• [Instructions to follow]: In the entries, find all lines that hold the word "داشته" and copy them.

*** Provided material

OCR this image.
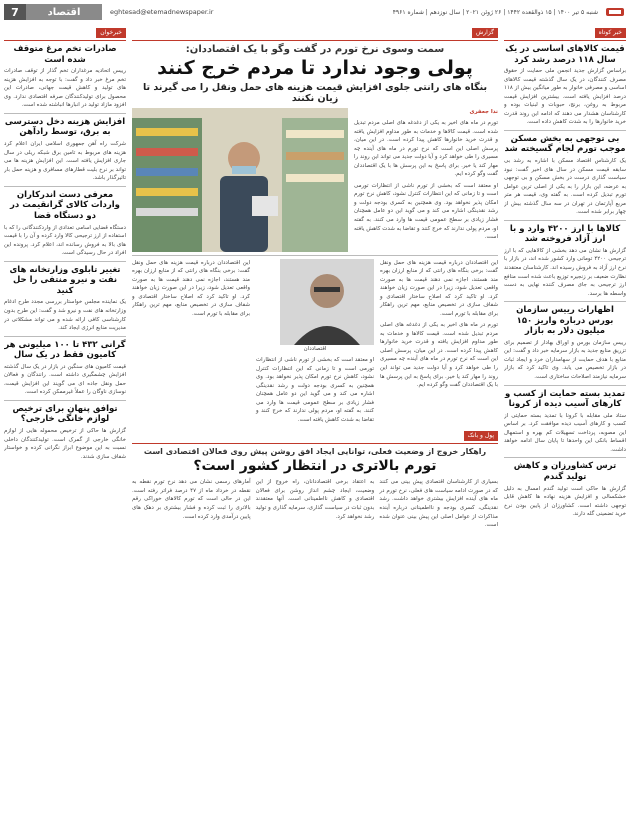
7	اقتصاد	eghtesad@etemadnewspaper.ir	شنبه ۵ تیر ۱۴۰۰ | ۱۵ ذوالقعده ۱۴۴۲ | ۲۶ ژوئن ۲۰۲۱ | سال نوزدهم | شماره ۴۹۶۱
خبر کوتاه
قیمت کالاهای اساسی در یک سال ۱۱۸ درصد رشد کرد
براساس گزارش جدید انجمن ملی حمایت از حقوق مصرف کنندگان، در یک سال گذشته قیمت کالاهای اساسی و مصرفی خانوار به طور میانگین بیش از ۱۱۸ درصد افزایش یافته است. بیشترین افزایش قیمت مربوط به روغن، برنج، حبوبات و لبنیات بوده و کارشناسان هشدار می دهند که ادامه این روند قدرت خرید خانوارها را به شدت کاهش داده است.
بی توجهی به بخش مسکن موجب تورم لجام گسیخته شد
یک کارشناس اقتصاد مسکن با اشاره به رشد بی سابقه قیمت مسکن در سال های اخیر گفت: نبود سیاست گذاری درست در بخش مسکن و بی توجهی به عرضه، این بازار را به یکی از اصلی ترین عوامل تورم تبدیل کرده است. به گفته وی، قیمت هر متر مربع آپارتمان در تهران در سه سال گذشته بیش از چهار برابر شده است.
کالاها با ارز ۴۲۰۰ وارد و با ارز آزاد فروخته شد
گزارش ها نشان می دهد بخشی از کالاهایی که با ارز ترجیحی ۴۲۰۰ تومانی وارد کشور شده اند، در بازار با نرخ ارز آزاد به فروش رسیده اند. کارشناسان معتقدند نظارت ضعیف بر زنجیره توزیع باعث شده است منافع ارز ترجیحی به جای مصرف کننده نهایی به دست واسطه ها برسد.
اظهارات رییس سازمان بورس درباره واریز ۱۵۰ میلیون دلار به بازار
رییس سازمان بورس و اوراق بهادار از تصمیم برای تزریق منابع جدید به بازار سرمایه خبر داد و گفت: این منابع با هدف حمایت از سهامداران خرد و ایجاد ثبات در بازار تخصیص می یابد. وی تاکید کرد که بازار سرمایه نیازمند اصلاحات ساختاری است.
تمدید بسته حمایت از کسب و کارهای آسیب دیده از کرونا
ستاد ملی مقابله با کرونا با تمدید بسته حمایتی از کسب و کارهای آسیب دیده موافقت کرد. بر اساس این مصوبه، پرداخت تسهیلات کم بهره و استمهال اقساط بانکی این واحدها تا پایان سال ادامه خواهد داشت.
ترس کشاورزان و کاهش تولید گندم
گزارش ها حاکی است تولید گندم امسال به دلیل خشکسالی و افزایش هزینه نهاده ها کاهش قابل توجهی داشته است. کشاورزان از پایین بودن نرخ خرید تضمینی گله دارند.
گزارش
سمت وسوی نرخ تورم در گفت وگو با یک اقتصاددان:
پولی وجود ندارد تا مردم خرج کنند
بنگاه های رانتی جلوی افزایش قیمت هزینه های حمل ونقل را می گیرند تا زیان نکنند
ندا جعفری
تورم در ماه های اخیر به یکی از دغدغه های اصلی مردم تبدیل شده است. قیمت کالاها و خدمات به طور مداوم افزایش یافته و قدرت خرید خانوارها کاهش پیدا کرده است. در این میان، پرسش اصلی این است که نرخ تورم در ماه های آینده چه مسیری را طی خواهد کرد و آیا دولت جدید می تواند این روند را مهار کند یا خیر. برای پاسخ به این پرسش ها با یک اقتصاددان گفت وگو کرده ایم.
او معتقد است که بخشی از تورم ناشی از انتظارات تورمی است و تا زمانی که این انتظارات کنترل نشود، کاهش نرخ تورم امکان پذیر نخواهد بود. وی همچنین به کسری بودجه دولت و رشد نقدینگی اشاره می کند و می گوید این دو عامل همچنان فشار زیادی بر سطح عمومی قیمت ها وارد می کنند. به گفته او، مردم پولی ندارند که خرج کنند و تقاضا به شدت کاهش یافته است.
این اقتصاددان درباره قیمت هزینه های حمل ونقل گفت: برخی بنگاه های رانتی که از منابع ارزان بهره مند هستند، اجازه نمی دهند قیمت ها به صورت واقعی تعدیل شود، زیرا در این صورت زیان خواهند کرد. او تاکید کرد که اصلاح ساختار اقتصادی و شفاف سازی در تخصیص منابع، مهم ترین راهکار برای مقابله با تورم است.
تورم در ماه های اخیر به یکی از دغدغه های اصلی مردم تبدیل شده است. قیمت کالاها و خدمات به طور مداوم افزایش یافته و قدرت خرید خانوارها کاهش پیدا کرده است. در این میان، پرسش اصلی این است که نرخ تورم در ماه های آینده چه مسیری را طی خواهد کرد و آیا دولت جدید می تواند این روند را مهار کند یا خیر. برای پاسخ به این پرسش ها با یک اقتصاددان گفت وگو کرده ایم.
اقتصاددان
او معتقد است که بخشی از تورم ناشی از انتظارات تورمی است و تا زمانی که این انتظارات کنترل نشود، کاهش نرخ تورم امکان پذیر نخواهد بود. وی همچنین به کسری بودجه دولت و رشد نقدینگی اشاره می کند و می گوید این دو عامل همچنان فشار زیادی بر سطح عمومی قیمت ها وارد می کنند. به گفته او، مردم پولی ندارند که خرج کنند و تقاضا به شدت کاهش یافته است.
این اقتصاددان درباره قیمت هزینه های حمل ونقل گفت: برخی بنگاه های رانتی که از منابع ارزان بهره مند هستند، اجازه نمی دهند قیمت ها به صورت واقعی تعدیل شود، زیرا در این صورت زیان خواهند کرد. او تاکید کرد که اصلاح ساختار اقتصادی و شفاف سازی در تخصیص منابع، مهم ترین راهکار برای مقابله با تورم است.
پول و بانک
راهکار خروج از وضعیت فعلی، توانایی ایجاد افق روشن پیش روی فعالان اقتصادی است
تورم بالاتری در انتظار کشور است؟
بسیاری از کارشناسان اقتصادی پیش بینی می کنند که در صورت ادامه سیاست های فعلی، نرخ تورم در ماه های آینده افزایش بیشتری خواهد داشت. رشد نقدینگی، کسری بودجه و نااطمینانی درباره آینده مذاکرات از عوامل اصلی این پیش بینی عنوان شده است.
به اعتقاد برخی اقتصاددانان، راه خروج از این وضعیت، ایجاد چشم انداز روشن برای فعالان اقتصادی و کاهش نااطمینانی است. آنها معتقدند بدون ثبات در سیاست گذاری، سرمایه گذاری و تولید رشد نخواهد کرد.
آمارهای رسمی نشان می دهد نرخ تورم نقطه به نقطه در خرداد ماه از ۴۷ درصد فراتر رفته است. این در حالی است که تورم کالاهای خوراکی رقم بالاتری را ثبت کرده و فشار بیشتری بر دهک های پایین درآمدی وارد کرده است.
خبرخوان
صادرات تخم مرغ متوقف شده است
رییس اتحادیه مرغداران تخم گذار از توقف صادرات تخم مرغ خبر داد و گفت: با توجه به افزایش هزینه های تولید و کاهش قیمت جهانی، صادرات این محصول برای تولیدکنندگان صرفه اقتصادی ندارد. وی افزود مازاد تولید در انبارها انباشته شده است.
افزایش هزینه دخل دسترسی به برق، توسط رادآهن
شرکت راه آهن جمهوری اسلامی ایران اعلام کرد هزینه های مربوط به تامین برق شبکه ریلی در سال جاری افزایش یافته است. این افزایش هزینه ها می تواند بر نرخ بلیت قطارهای مسافری و هزینه حمل بار تاثیرگذار باشد.
معرفی دست اندرکاران واردات کالای گرانقیمت در دو دستگاه قضا
دستگاه قضایی اسامی تعدادی از واردکنندگانی را که با استفاده از ارز ترجیحی کالا وارد کرده و آن را با قیمت های بالا به فروش رسانده اند، اعلام کرد. پرونده این افراد در حال رسیدگی است.
تغییر تابلوی وزارتخانه های نفت و نیرو منتفی را حل کنید
یک نماینده مجلس خواستار بررسی مجدد طرح ادغام وزارتخانه های نفت و نیرو شد و گفت: این طرح بدون کارشناسی کافی ارائه شده و می تواند مشکلاتی در مدیریت منابع انرژی ایجاد کند.
گرانی ۴۳۲ تا ۱۰۰ میلیونی هر کامیون فقط در یک سال
قیمت کامیون های سنگین در بازار در یک سال گذشته افزایش چشمگیری داشته است. رانندگان و فعالان حمل ونقل جاده ای می گویند این افزایش قیمت، نوسازی ناوگان را عملاً غیرممکن کرده است.
توافق پنهان برای ترخیص لوازم خانگی خارجی؟
گزارش ها حاکی از ترخیص محموله هایی از لوازم خانگی خارجی از گمرک است. تولیدکنندگان داخلی نسبت به این موضوع ابراز نگرانی کرده و خواستار شفاف سازی شدند.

******

• [Response below]:
گزارش ها حاکی است تولید گندم امسال به دلیل خشکسالی و افزایش هزینه نهاده ها کاهش قابل توجهی داشته است. کشاورزان از پایین بودن نرخ خرید تضمینی گله دارند.
قیمت کامیون های سنگین در بازار در یک سال گذشته افزایش چشمگیری داشته است. رانندگان و فعالان حمل ونقل جاده ای می گویند این افزایش قیمت، نوسازی ناوگان را عملاً غیرممکن کرده است.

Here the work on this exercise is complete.